§ **GIVEN REQUEST**: Copy all entries without alteration and skip the pictures they hold.

Collection entries:
(begin)

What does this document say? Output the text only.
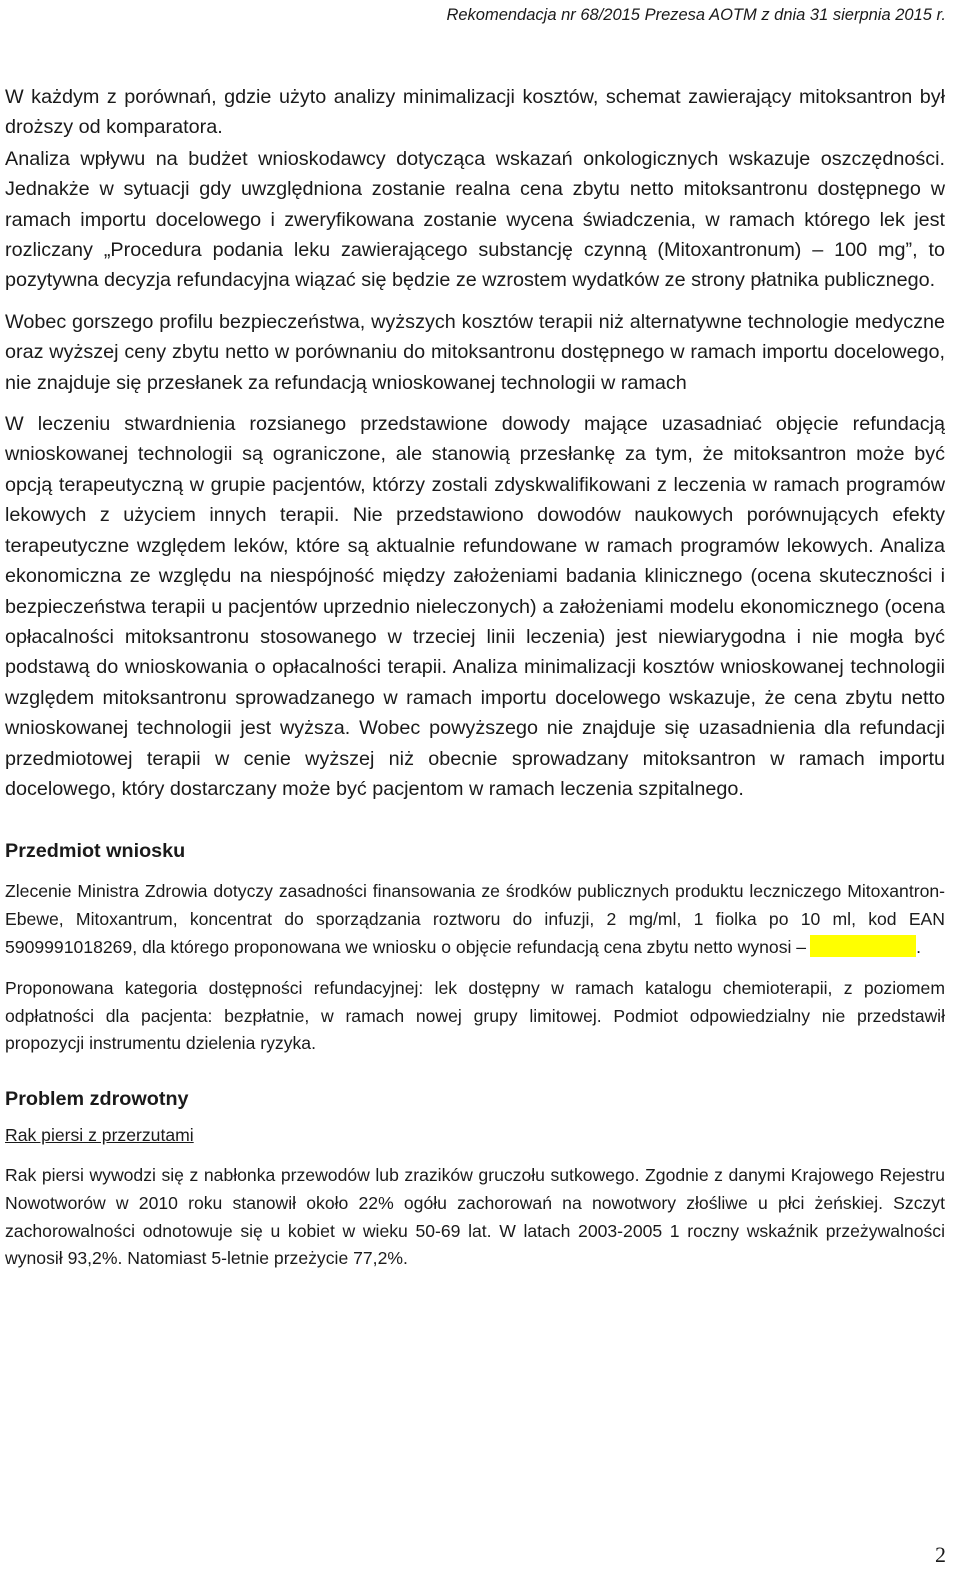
Rekomendacja nr 68/2015 Prezesa AOTM z dnia 31 sierpnia 2015 r.

W każdym z porównań, gdzie użyto analizy minimalizacji kosztów, schemat zawierający mitoksantron był droższy od komparatora.

Analiza wpływu na budżet wnioskodawcy dotycząca wskazań onkologicznych wskazuje oszczędności. Jednakże w sytuacji gdy uwzględniona zostanie realna cena zbytu netto mitoksantronu dostępnego w ramach importu docelowego i zweryfikowana zostanie wycena świadczenia, w ramach którego lek jest rozliczany „Procedura podania leku zawierającego substancję czynną (Mitoxantronum) – 100 mg”, to pozytywna decyzja refundacyjna wiązać się będzie ze wzrostem wydatków ze strony płatnika publicznego.

Wobec gorszego profilu bezpieczeństwa, wyższych kosztów terapii niż alternatywne technologie medyczne oraz wyższej ceny zbytu netto w porównaniu do mitoksantronu dostępnego w ramach importu docelowego, nie znajduje się przesłanek za refundacją wnioskowanej technologii w ramach

W leczeniu stwardnienia rozsianego przedstawione dowody mające uzasadniać objęcie refundacją wnioskowanej technologii są ograniczone, ale stanowią przesłankę za tym, że mitoksantron może być opcją terapeutyczną w grupie pacjentów, którzy zostali zdyskwalifikowani z leczenia w ramach programów lekowych z użyciem innych terapii. Nie przedstawiono dowodów naukowych porównujących efekty terapeutyczne względem leków, które są aktualnie refundowane w ramach programów lekowych. Analiza ekonomiczna ze względu na niespójność między założeniami badania klinicznego (ocena skuteczności i bezpieczeństwa terapii u pacjentów uprzednio nieleczonych) a założeniami modelu ekonomicznego (ocena opłacalności mitoksantronu stosowanego w trzeciej linii leczenia) jest niewiarygodna i nie mogła być podstawą do wnioskowania o opłacalności terapii. Analiza minimalizacji kosztów wnioskowanej technologii względem mitoksantronu sprowadzanego w ramach importu docelowego wskazuje, że cena zbytu netto wnioskowanej technologii jest wyższa. Wobec powyższego nie znajduje się uzasadnienia dla refundacji przedmiotowej terapii w cenie wyższej niż obecnie sprowadzany mitoksantron w ramach importu docelowego, który dostarczany może być pacjentom w ramach leczenia szpitalnego.

Przedmiot wniosku

Zlecenie Ministra Zdrowia dotyczy zasadności finansowania ze środków publicznych produktu leczniczego Mitoxantron-Ebewe, Mitoxantrum, koncentrat do sporządzania roztworu do infuzji, 2 mg/ml, 1 fiolka po 10 ml, kod EAN 5909991018269, dla którego proponowana we wniosku o objęcie refundacją cena zbytu netto wynosi –	.

Proponowana kategoria dostępności refundacyjnej: lek dostępny w ramach katalogu chemioterapii, z poziomem odpłatności dla pacjenta: bezpłatnie, w ramach nowej grupy limitowej. Podmiot odpowiedzialny nie przedstawił propozycji instrumentu dzielenia ryzyka.

Problem zdrowotny

Rak piersi z przerzutami

Rak piersi wywodzi się z nabłonka przewodów lub zrazików gruczołu sutkowego. Zgodnie z danymi Krajowego Rejestru Nowotworów w 2010 roku stanowił około 22% ogółu zachorowań na nowotwory złośliwe u płci żeńskiej. Szczyt zachorowalności odnotowuje się u kobiet w wieku 50-69 lat. W latach 2003-2005 1 roczny wskaźnik przeżywalności wynosił 93,2%. Natomiast 5-letnie przeżycie 77,2%.

2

(end)

§ **SOLVED PROBLEM**:
What does this document say? Output the text only.
Rekomendacja nr 68/2015 Prezesa AOTM z dnia 31 sierpnia 2015 r.

W każdym z porównań, gdzie użyto analizy minimalizacji kosztów, schemat zawierający mitoksantron był droższy od komparatora.

Analiza wpływu na budżet wnioskodawcy dotycząca wskazań onkologicznych wskazuje oszczędności. Jednakże w sytuacji gdy uwzględniona zostanie realna cena zbytu netto mitoksantronu dostępnego w ramach importu docelowego i zweryfikowana zostanie wycena świadczenia, w ramach którego lek jest rozliczany „Procedura podania leku zawierającego substancję czynną (Mitoxantronum) – 100 mg”, to pozytywna decyzja refundacyjna wiązać się będzie ze wzrostem wydatków ze strony płatnika publicznego.

Wobec gorszego profilu bezpieczeństwa, wyższych kosztów terapii niż alternatywne technologie medyczne oraz wyższej ceny zbytu netto w porównaniu do mitoksantronu dostępnego w ramach importu docelowego, nie znajduje się przesłanek za refundacją wnioskowanej technologii w ramach

W leczeniu stwardnienia rozsianego przedstawione dowody mające uzasadniać objęcie refundacją wnioskowanej technologii są ograniczone, ale stanowią przesłankę za tym, że mitoksantron może być opcją terapeutyczną w grupie pacjentów, którzy zostali zdyskwalifikowani z leczenia w ramach programów lekowych z użyciem innych terapii. Nie przedstawiono dowodów naukowych porównujących efekty terapeutyczne względem leków, które są aktualnie refundowane w ramach programów lekowych. Analiza ekonomiczna ze względu na niespójność między założeniami badania klinicznego (ocena skuteczności i bezpieczeństwa terapii u pacjentów uprzednio nieleczonych) a założeniami modelu ekonomicznego (ocena opłacalności mitoksantronu stosowanego w trzeciej linii leczenia) jest niewiarygodna i nie mogła być podstawą do wnioskowania o opłacalności terapii. Analiza minimalizacji kosztów wnioskowanej technologii względem mitoksantronu sprowadzanego w ramach importu docelowego wskazuje, że cena zbytu netto wnioskowanej technologii jest wyższa. Wobec powyższego nie znajduje się uzasadnienia dla refundacji przedmiotowej terapii w cenie wyższej niż obecnie sprowadzany mitoksantron w ramach importu docelowego, który dostarczany może być pacjentom w ramach leczenia szpitalnego.

Przedmiot wniosku

Zlecenie Ministra Zdrowia dotyczy zasadności finansowania ze środków publicznych produktu leczniczego Mitoxantron-Ebewe, Mitoxantrum, koncentrat do sporządzania roztworu do infuzji, 2 mg/ml, 1 fiolka po 10 ml, kod EAN 5909991018269, dla którego proponowana we wniosku o objęcie refundacją cena zbytu netto wynosi –	.

Proponowana kategoria dostępności refundacyjnej: lek dostępny w ramach katalogu chemioterapii, z poziomem odpłatności dla pacjenta: bezpłatnie, w ramach nowej grupy limitowej. Podmiot odpowiedzialny nie przedstawił propozycji instrumentu dzielenia ryzyka.

Problem zdrowotny

Rak piersi z przerzutami

Rak piersi wywodzi się z nabłonka przewodów lub zrazików gruczołu sutkowego. Zgodnie z danymi Krajowego Rejestru Nowotworów w 2010 roku stanowił około 22% ogółu zachorowań na nowotwory złośliwe u płci żeńskiej. Szczyt zachorowalności odnotowuje się u kobiet w wieku 50-69 lat. W latach 2003-2005 1 roczny wskaźnik przeżywalności wynosił 93,2%. Natomiast 5-letnie przeżycie 77,2%.

2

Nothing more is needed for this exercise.